▸ Task instructions: All of the entries need to be written out again, exactly as they are.

(Extracted data entries)
--- Start ---
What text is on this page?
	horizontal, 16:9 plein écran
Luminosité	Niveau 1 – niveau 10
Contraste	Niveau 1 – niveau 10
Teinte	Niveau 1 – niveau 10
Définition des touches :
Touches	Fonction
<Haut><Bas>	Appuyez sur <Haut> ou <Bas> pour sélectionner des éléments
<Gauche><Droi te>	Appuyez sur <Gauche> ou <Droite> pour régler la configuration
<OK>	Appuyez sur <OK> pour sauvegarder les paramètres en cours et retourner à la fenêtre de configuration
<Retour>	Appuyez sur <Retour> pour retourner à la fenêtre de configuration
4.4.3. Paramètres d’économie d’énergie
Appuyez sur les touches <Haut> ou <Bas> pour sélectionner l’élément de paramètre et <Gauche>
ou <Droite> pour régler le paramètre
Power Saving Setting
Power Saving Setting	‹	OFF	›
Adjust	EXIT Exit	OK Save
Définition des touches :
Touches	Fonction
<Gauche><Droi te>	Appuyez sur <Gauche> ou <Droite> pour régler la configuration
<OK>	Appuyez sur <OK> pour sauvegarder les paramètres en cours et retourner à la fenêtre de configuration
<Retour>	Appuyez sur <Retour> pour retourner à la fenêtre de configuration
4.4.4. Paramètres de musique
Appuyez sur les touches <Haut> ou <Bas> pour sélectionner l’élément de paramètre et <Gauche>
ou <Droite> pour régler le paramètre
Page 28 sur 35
--- End ---
▸ Response:
What text is on this page?
	horizontal, 16:9 plein écran
Luminosité	Niveau 1 – niveau 10
Contraste	Niveau 1 – niveau 10
Teinte	Niveau 1 – niveau 10
Définition des touches :
Touches	Fonction
<Haut><Bas>	Appuyez sur <Haut> ou <Bas> pour sélectionner des éléments
<Gauche><Droi te>	Appuyez sur <Gauche> ou <Droite> pour régler la configuration
<OK>	Appuyez sur <OK> pour sauvegarder les paramètres en cours et retourner à la fenêtre de configuration
<Retour>	Appuyez sur <Retour> pour retourner à la fenêtre de configuration
4.4.3. Paramètres d’économie d’énergie
Appuyez sur les touches <Haut> ou <Bas> pour sélectionner l’élément de paramètre et <Gauche>
ou <Droite> pour régler le paramètre
Power Saving Setting
Power Saving Setting	‹	OFF	›
Adjust	EXIT Exit	OK Save
Définition des touches :
Touches	Fonction
<Gauche><Droi te>	Appuyez sur <Gauche> ou <Droite> pour régler la configuration
<OK>	Appuyez sur <OK> pour sauvegarder les paramètres en cours et retourner à la fenêtre de configuration
<Retour>	Appuyez sur <Retour> pour retourner à la fenêtre de configuration
4.4.4. Paramètres de musique
Appuyez sur les touches <Haut> ou <Bas> pour sélectionner l’élément de paramètre et <Gauche>
ou <Droite> pour régler le paramètre
Page 28 sur 35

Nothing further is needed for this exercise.